Written request:
Transcribe each line of the records below exactly, excluding any embedded images.

Extracted entries:
────────────────

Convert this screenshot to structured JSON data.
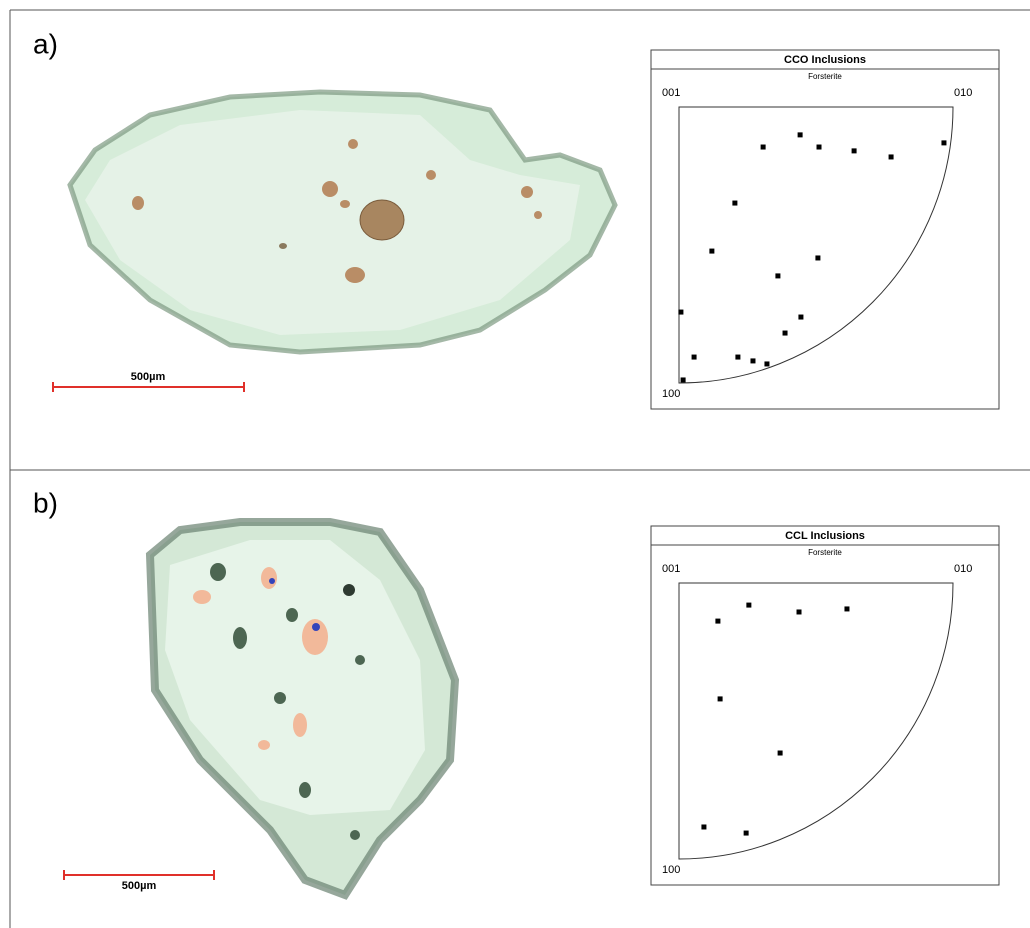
{
  "panels": [
    {
      "label": "a)",
      "scale_bar": "500µm"
    },
    {
      "label": "b)",
      "scale_bar": "500µm"
    }
  ],
  "chart_data": [
    {
      "type": "scatter",
      "title": "CCO Inclusions",
      "subtitle": "Forsterite",
      "corner_labels": {
        "top_left": "001",
        "top_right": "010",
        "bottom_left": "100"
      },
      "x": [
        0.307,
        0.442,
        0.511,
        0.639,
        0.774,
        0.967,
        0.204,
        0.12,
        0.507,
        0.361,
        0.007,
        0.445,
        0.387,
        0.055,
        0.215,
        0.27,
        0.321,
        0.015
      ],
      "y": [
        0.855,
        0.899,
        0.855,
        0.841,
        0.819,
        0.87,
        0.652,
        0.478,
        0.453,
        0.388,
        0.257,
        0.239,
        0.181,
        0.094,
        0.094,
        0.08,
        0.069,
        0.011
      ],
      "xlim": [
        0,
        1
      ],
      "ylim": [
        0,
        1
      ],
      "color": "#000000"
    },
    {
      "type": "scatter",
      "title": "CCL Inclusions",
      "subtitle": "Forsterite",
      "corner_labels": {
        "top_left": "001",
        "top_right": "010",
        "bottom_left": "100"
      },
      "x": [
        0.142,
        0.255,
        0.438,
        0.613,
        0.15,
        0.369,
        0.091,
        0.245
      ],
      "y": [
        0.862,
        0.92,
        0.895,
        0.906,
        0.58,
        0.384,
        0.116,
        0.094
      ],
      "xlim": [
        0,
        1
      ],
      "ylim": [
        0,
        1
      ],
      "color": "#000000"
    }
  ]
}
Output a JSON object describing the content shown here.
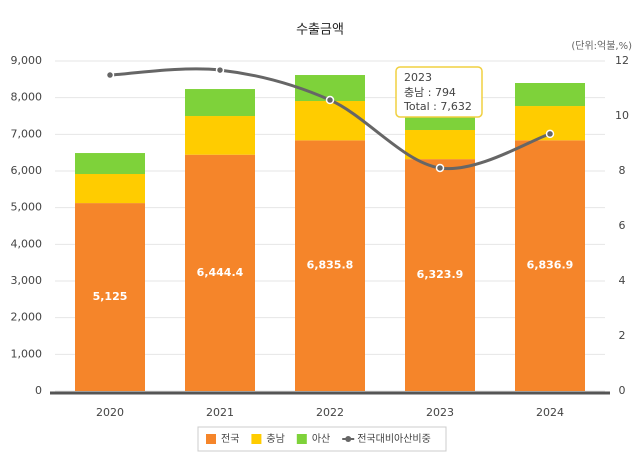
{
  "chart_data": {
    "type": "stacked-bar-line",
    "title": "수출금액",
    "unit_label": "(단위:억불,%)",
    "categories": [
      "2020",
      "2021",
      "2022",
      "2023",
      "2024"
    ],
    "series": [
      {
        "name": "전국",
        "color": "#f5852a",
        "values": [
          5125,
          6444.4,
          6835.8,
          6323.9,
          6836.9
        ],
        "value_labels": [
          "5,125",
          "6,444.4",
          "6,835.8",
          "6,323.9",
          "6,836.9"
        ]
      },
      {
        "name": "충남",
        "color": "#ffcc00",
        "values": [
          793,
          1055,
          1073,
          794,
          935
        ]
      },
      {
        "name": "아산",
        "color": "#7ed23a",
        "values": [
          572,
          736,
          709,
          514,
          628
        ]
      },
      {
        "name": "전국대비아산비중",
        "color": "#666666",
        "axis": "y2",
        "values": [
          11.49,
          11.67,
          10.58,
          8.11,
          9.35
        ]
      }
    ],
    "ylim": [
      0,
      9000
    ],
    "yticks": [
      0,
      {
        "value": 1000,
        "label": "1,000"
      },
      {
        "value": 2000,
        "label": "2,000"
      },
      {
        "value": 3000,
        "label": "3,000"
      },
      {
        "value": 4000,
        "label": "4,000"
      },
      {
        "value": 5000,
        "label": "5,000"
      },
      {
        "value": 6000,
        "label": "6,000"
      },
      {
        "value": 7000,
        "label": "7,000"
      },
      {
        "value": 8000,
        "label": "8,000"
      },
      {
        "value": 9000,
        "label": "9,000"
      }
    ],
    "y2lim": [
      0,
      12
    ],
    "y2ticks": [
      0,
      2,
      4,
      6,
      8,
      10,
      12
    ],
    "grid": true,
    "tooltip": {
      "title": "2023",
      "lines": [
        "충남 : 794",
        "Total : 7,632"
      ]
    }
  }
}
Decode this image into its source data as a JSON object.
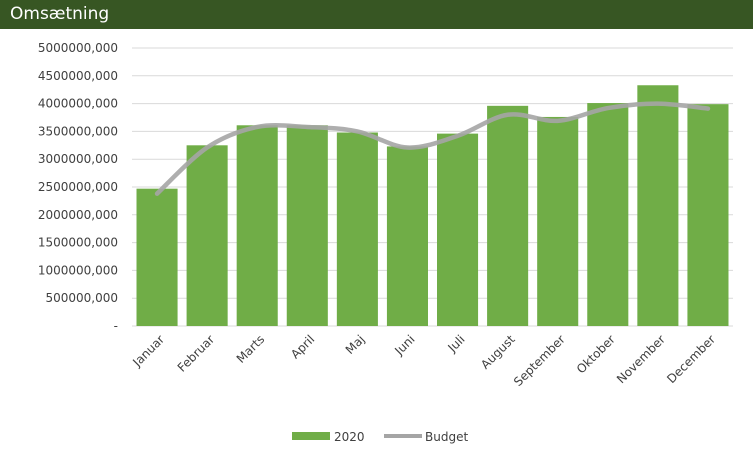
{
  "chart_data": {
    "type": "bar",
    "title": "Omsætning",
    "categories": [
      "Januar",
      "Februar",
      "Marts",
      "April",
      "Maj",
      "Juni",
      "Juli",
      "August",
      "September",
      "Oktober",
      "November",
      "December"
    ],
    "series": [
      {
        "name": "2020",
        "kind": "bar",
        "color": "#70AD47",
        "values": [
          2470000,
          3250000,
          3610000,
          3610000,
          3480000,
          3230000,
          3460000,
          3960000,
          3760000,
          4010000,
          4330000,
          3990000
        ]
      },
      {
        "name": "Budget",
        "kind": "line",
        "color": "#A5A5A5",
        "values": [
          2380000,
          3210000,
          3580000,
          3580000,
          3500000,
          3210000,
          3420000,
          3800000,
          3690000,
          3920000,
          4000000,
          3910000
        ]
      }
    ],
    "y_ticks": [
      "-",
      "500000,000",
      "1000000,000",
      "1500000,000",
      "2000000,000",
      "2500000,000",
      "3000000,000",
      "3500000,000",
      "4000000,000",
      "4500000,000",
      "5000000,000"
    ],
    "ylim": [
      0,
      5000000
    ],
    "grid": true,
    "legend": "bottom",
    "colors": {
      "title_bg": "#375623",
      "title_text": "#FFFFFF",
      "gridline": "#D9D9D9",
      "text": "#404040"
    }
  }
}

────────────────

Reply to the exercise:
Convert this screenshot to structured JSON data.
{
  "panels": [
    {
      "label": "a)",
      "scale_bar": "500µm"
    },
    {
      "label": "b)",
      "scale_bar": "500µm"
    }
  ],
  "chart_data": [
    {
      "type": "scatter",
      "title": "CCO Inclusions",
      "subtitle": "Forsterite",
      "corner_labels": {
        "top_left": "001",
        "top_right": "010",
        "bottom_left": "100"
      },
      "x": [
        0.307,
        0.442,
        0.511,
        0.639,
        0.774,
        0.967,
        0.204,
        0.12,
        0.507,
        0.361,
        0.007,
        0.445,
        0.387,
        0.055,
        0.215,
        0.27,
        0.321,
        0.015
      ],
      "y": [
        0.855,
        0.899,
        0.855,
        0.841,
        0.819,
        0.87,
        0.652,
        0.478,
        0.453,
        0.388,
        0.257,
        0.239,
        0.181,
        0.094,
        0.094,
        0.08,
        0.069,
        0.011
      ],
      "xlim": [
        0,
        1
      ],
      "ylim": [
        0,
        1
      ],
      "color": "#000000"
    },
    {
      "type": "scatter",
      "title": "CCL Inclusions",
      "subtitle": "Forsterite",
      "corner_labels": {
        "top_left": "001",
        "top_right": "010",
        "bottom_left": "100"
      },
      "x": [
        0.142,
        0.255,
        0.438,
        0.613,
        0.15,
        0.369,
        0.091,
        0.245
      ],
      "y": [
        0.862,
        0.92,
        0.895,
        0.906,
        0.58,
        0.384,
        0.116,
        0.094
      ],
      "xlim": [
        0,
        1
      ],
      "ylim": [
        0,
        1
      ],
      "color": "#000000"
    }
  ]
}
Output a JSON object describing the content shown here.
{
  "chart_data": {
    "type": "stacked-bar-line",
    "title": "수출금액",
    "unit_label": "(단위:억불,%)",
    "categories": [
      "2020",
      "2021",
      "2022",
      "2023",
      "2024"
    ],
    "series": [
      {
        "name": "전국",
        "color": "#f5852a",
        "values": [
          5125,
          6444.4,
          6835.8,
          6323.9,
          6836.9
        ],
        "value_labels": [
          "5,125",
          "6,444.4",
          "6,835.8",
          "6,323.9",
          "6,836.9"
        ]
      },
      {
        "name": "충남",
        "color": "#ffcc00",
        "values": [
          793,
          1055,
          1073,
          794,
          935
        ]
      },
      {
        "name": "아산",
        "color": "#7ed23a",
        "values": [
          572,
          736,
          709,
          514,
          628
        ]
      },
      {
        "name": "전국대비아산비중",
        "color": "#666666",
        "axis": "y2",
        "values": [
          11.49,
          11.67,
          10.58,
          8.11,
          9.35
        ]
      }
    ],
    "ylim": [
      0,
      9000
    ],
    "yticks": [
      0,
      {
        "value": 1000,
        "label": "1,000"
      },
      {
        "value": 2000,
        "label": "2,000"
      },
      {
        "value": 3000,
        "label": "3,000"
      },
      {
        "value": 4000,
        "label": "4,000"
      },
      {
        "value": 5000,
        "label": "5,000"
      },
      {
        "value": 6000,
        "label": "6,000"
      },
      {
        "value": 7000,
        "label": "7,000"
      },
      {
        "value": 8000,
        "label": "8,000"
      },
      {
        "value": 9000,
        "label": "9,000"
      }
    ],
    "y2lim": [
      0,
      12
    ],
    "y2ticks": [
      0,
      2,
      4,
      6,
      8,
      10,
      12
    ],
    "grid": true,
    "tooltip": {
      "title": "2023",
      "lines": [
        "충남 : 794",
        "Total : 7,632"
      ]
    }
  }
}
Decode this image into its source data as a JSON object.
{
  "chart_data": {
    "type": "bar",
    "title": "Omsætning",
    "categories": [
      "Januar",
      "Februar",
      "Marts",
      "April",
      "Maj",
      "Juni",
      "Juli",
      "August",
      "September",
      "Oktober",
      "November",
      "December"
    ],
    "series": [
      {
        "name": "2020",
        "kind": "bar",
        "color": "#70AD47",
        "values": [
          2470000,
          3250000,
          3610000,
          3610000,
          3480000,
          3230000,
          3460000,
          3960000,
          3760000,
          4010000,
          4330000,
          3990000
        ]
      },
      {
        "name": "Budget",
        "kind": "line",
        "color": "#A5A5A5",
        "values": [
          2380000,
          3210000,
          3580000,
          3580000,
          3500000,
          3210000,
          3420000,
          3800000,
          3690000,
          3920000,
          4000000,
          3910000
        ]
      }
    ],
    "y_ticks": [
      "-",
      "500000,000",
      "1000000,000",
      "1500000,000",
      "2000000,000",
      "2500000,000",
      "3000000,000",
      "3500000,000",
      "4000000,000",
      "4500000,000",
      "5000000,000"
    ],
    "ylim": [
      0,
      5000000
    ],
    "grid": true,
    "legend": "bottom",
    "colors": {
      "title_bg": "#375623",
      "title_text": "#FFFFFF",
      "gridline": "#D9D9D9",
      "text": "#404040"
    }
  }
}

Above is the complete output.